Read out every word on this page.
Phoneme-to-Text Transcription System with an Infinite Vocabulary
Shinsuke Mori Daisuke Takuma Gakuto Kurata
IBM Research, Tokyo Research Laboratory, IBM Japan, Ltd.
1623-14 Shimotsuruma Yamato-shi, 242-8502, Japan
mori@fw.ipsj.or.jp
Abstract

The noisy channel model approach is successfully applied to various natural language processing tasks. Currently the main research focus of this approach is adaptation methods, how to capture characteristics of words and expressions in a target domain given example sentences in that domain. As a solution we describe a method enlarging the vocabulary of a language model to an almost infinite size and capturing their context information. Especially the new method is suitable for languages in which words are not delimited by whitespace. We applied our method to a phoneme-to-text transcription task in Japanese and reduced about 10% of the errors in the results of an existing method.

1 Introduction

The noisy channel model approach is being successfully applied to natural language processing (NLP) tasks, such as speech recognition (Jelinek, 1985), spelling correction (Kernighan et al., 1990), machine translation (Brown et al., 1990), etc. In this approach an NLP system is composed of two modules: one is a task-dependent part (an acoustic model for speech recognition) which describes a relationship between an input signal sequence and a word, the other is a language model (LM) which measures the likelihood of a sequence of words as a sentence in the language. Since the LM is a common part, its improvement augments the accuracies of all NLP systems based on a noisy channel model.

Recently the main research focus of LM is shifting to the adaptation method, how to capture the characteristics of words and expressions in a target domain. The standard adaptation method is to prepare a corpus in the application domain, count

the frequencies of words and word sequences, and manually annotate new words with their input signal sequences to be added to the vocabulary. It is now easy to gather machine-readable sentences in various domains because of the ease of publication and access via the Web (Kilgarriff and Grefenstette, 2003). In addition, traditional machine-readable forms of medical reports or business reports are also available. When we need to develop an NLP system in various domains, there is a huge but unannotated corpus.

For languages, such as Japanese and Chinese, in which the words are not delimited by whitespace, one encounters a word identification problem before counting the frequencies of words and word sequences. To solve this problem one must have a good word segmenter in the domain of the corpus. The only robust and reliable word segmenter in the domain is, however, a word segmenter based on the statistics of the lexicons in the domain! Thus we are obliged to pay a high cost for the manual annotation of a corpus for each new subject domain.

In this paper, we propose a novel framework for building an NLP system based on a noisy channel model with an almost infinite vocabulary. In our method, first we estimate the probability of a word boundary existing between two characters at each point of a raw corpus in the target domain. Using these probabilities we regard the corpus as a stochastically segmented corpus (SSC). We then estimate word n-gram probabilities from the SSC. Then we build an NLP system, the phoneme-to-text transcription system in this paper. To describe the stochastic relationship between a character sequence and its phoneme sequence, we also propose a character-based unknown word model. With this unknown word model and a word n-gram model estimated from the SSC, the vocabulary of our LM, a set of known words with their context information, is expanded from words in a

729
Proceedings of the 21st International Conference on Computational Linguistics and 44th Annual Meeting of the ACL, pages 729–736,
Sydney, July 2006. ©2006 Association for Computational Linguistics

##############################

### [What you have to do]
Find how many lines in the listing hold "Computational", and reply with that number only.

### [Written reply]
2